RECORDED DATA —
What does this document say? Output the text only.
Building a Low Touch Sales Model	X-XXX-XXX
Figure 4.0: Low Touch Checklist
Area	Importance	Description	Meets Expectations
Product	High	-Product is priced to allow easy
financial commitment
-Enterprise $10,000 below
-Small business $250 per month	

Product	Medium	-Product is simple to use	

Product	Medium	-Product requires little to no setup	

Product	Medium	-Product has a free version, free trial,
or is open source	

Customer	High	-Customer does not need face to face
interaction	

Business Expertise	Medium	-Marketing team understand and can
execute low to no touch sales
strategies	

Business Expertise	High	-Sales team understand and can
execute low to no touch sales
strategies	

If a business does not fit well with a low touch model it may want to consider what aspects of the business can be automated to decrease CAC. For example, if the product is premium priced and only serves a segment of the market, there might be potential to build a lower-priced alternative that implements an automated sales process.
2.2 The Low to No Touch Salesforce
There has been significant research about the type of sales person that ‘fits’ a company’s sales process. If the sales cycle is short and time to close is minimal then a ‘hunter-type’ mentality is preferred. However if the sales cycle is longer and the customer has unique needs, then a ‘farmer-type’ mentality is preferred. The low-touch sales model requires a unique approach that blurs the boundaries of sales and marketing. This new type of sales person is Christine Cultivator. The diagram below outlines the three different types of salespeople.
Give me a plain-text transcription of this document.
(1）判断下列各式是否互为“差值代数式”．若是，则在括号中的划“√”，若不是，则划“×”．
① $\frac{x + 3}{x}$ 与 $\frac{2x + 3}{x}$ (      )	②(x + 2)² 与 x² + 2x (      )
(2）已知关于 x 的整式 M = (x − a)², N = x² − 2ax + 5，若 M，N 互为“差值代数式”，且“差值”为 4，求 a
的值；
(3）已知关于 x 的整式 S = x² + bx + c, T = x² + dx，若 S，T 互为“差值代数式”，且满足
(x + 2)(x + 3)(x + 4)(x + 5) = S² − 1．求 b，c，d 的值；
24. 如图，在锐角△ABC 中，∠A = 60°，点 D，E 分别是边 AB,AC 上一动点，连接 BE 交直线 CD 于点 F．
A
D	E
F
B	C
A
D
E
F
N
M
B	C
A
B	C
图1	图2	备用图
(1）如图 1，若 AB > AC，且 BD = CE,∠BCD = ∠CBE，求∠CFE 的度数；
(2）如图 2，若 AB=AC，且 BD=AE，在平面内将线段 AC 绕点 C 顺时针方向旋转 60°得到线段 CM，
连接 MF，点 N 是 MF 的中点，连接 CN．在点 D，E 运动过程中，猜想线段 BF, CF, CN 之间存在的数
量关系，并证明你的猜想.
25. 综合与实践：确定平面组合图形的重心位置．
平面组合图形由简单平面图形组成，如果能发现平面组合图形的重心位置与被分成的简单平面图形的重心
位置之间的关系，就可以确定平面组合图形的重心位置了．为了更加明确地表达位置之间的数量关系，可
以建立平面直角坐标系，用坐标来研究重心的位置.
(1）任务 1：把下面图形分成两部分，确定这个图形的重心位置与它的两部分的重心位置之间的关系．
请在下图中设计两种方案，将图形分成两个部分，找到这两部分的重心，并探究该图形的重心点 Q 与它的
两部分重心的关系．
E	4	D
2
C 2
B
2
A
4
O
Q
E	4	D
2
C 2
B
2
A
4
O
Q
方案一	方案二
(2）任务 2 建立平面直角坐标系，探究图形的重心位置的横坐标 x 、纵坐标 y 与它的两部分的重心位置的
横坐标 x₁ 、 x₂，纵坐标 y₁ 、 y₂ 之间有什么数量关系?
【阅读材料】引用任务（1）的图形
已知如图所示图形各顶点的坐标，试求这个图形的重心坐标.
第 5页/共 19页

STATED EXERCISE — Using the listing above, retype each line exactly.

TASK OUTPUT —
What does this document say? Output the text only.
Building a Low Touch Sales Model	X-XXX-XXX
Figure 4.0: Low Touch Checklist
Area	Importance	Description	Meets Expectations
Product	High	-Product is priced to allow easy
financial commitment
-Enterprise $10,000 below
-Small business $250 per month	

Product	Medium	-Product is simple to use	

Product	Medium	-Product requires little to no setup	

Product	Medium	-Product has a free version, free trial,
or is open source	

Customer	High	-Customer does not need face to face
interaction	

Business Expertise	Medium	-Marketing team understand and can
execute low to no touch sales
strategies	

Business Expertise	High	-Sales team understand and can
execute low to no touch sales
strategies	

If a business does not fit well with a low touch model it may want to consider what aspects of the business can be automated to decrease CAC. For example, if the product is premium priced and only serves a segment of the market, there might be potential to build a lower-priced alternative that implements an automated sales process.
2.2 The Low to No Touch Salesforce
There has been significant research about the type of sales person that ‘fits’ a company’s sales process. If the sales cycle is short and time to close is minimal then a ‘hunter-type’ mentality is preferred. However if the sales cycle is longer and the customer has unique needs, then a ‘farmer-type’ mentality is preferred. The low-touch sales model requires a unique approach that blurs the boundaries of sales and marketing. This new type of sales person is Christine Cultivator. The diagram below outlines the three different types of salespeople.
Give me a plain-text transcription of this document.
(1）判断下列各式是否互为“差值代数式”．若是，则在括号中的划“√”，若不是，则划“×”．
① $\frac{x + 3}{x}$ 与 $\frac{2x + 3}{x}$ (      )	②(x + 2)² 与 x² + 2x (      )
(2）已知关于 x 的整式 M = (x − a)², N = x² − 2ax + 5，若 M，N 互为“差值代数式”，且“差值”为 4，求 a
的值；
(3）已知关于 x 的整式 S = x² + bx + c, T = x² + dx，若 S，T 互为“差值代数式”，且满足
(x + 2)(x + 3)(x + 4)(x + 5) = S² − 1．求 b，c，d 的值；
24. 如图，在锐角△ABC 中，∠A = 60°，点 D，E 分别是边 AB,AC 上一动点，连接 BE 交直线 CD 于点 F．
A
D	E
F
B	C
A
D
E
F
N
M
B	C
A
B	C
图1	图2	备用图
(1）如图 1，若 AB > AC，且 BD = CE,∠BCD = ∠CBE，求∠CFE 的度数；
(2）如图 2，若 AB=AC，且 BD=AE，在平面内将线段 AC 绕点 C 顺时针方向旋转 60°得到线段 CM，
连接 MF，点 N 是 MF 的中点，连接 CN．在点 D，E 运动过程中，猜想线段 BF, CF, CN 之间存在的数
量关系，并证明你的猜想.
25. 综合与实践：确定平面组合图形的重心位置．
平面组合图形由简单平面图形组成，如果能发现平面组合图形的重心位置与被分成的简单平面图形的重心
位置之间的关系，就可以确定平面组合图形的重心位置了．为了更加明确地表达位置之间的数量关系，可
以建立平面直角坐标系，用坐标来研究重心的位置.
(1）任务 1：把下面图形分成两部分，确定这个图形的重心位置与它的两部分的重心位置之间的关系．
请在下图中设计两种方案，将图形分成两个部分，找到这两部分的重心，并探究该图形的重心点 Q 与它的
两部分重心的关系．
E	4	D
2
C 2
B
2
A
4
O
Q
E	4	D
2
C 2
B
2
A
4
O
Q
方案一	方案二
(2）任务 2 建立平面直角坐标系，探究图形的重心位置的横坐标 x 、纵坐标 y 与它的两部分的重心位置的
横坐标 x₁ 、 x₂，纵坐标 y₁ 、 y₂ 之间有什么数量关系?
【阅读材料】引用任务（1）的图形
已知如图所示图形各顶点的坐标，试求这个图形的重心坐标.
第 5页/共 19页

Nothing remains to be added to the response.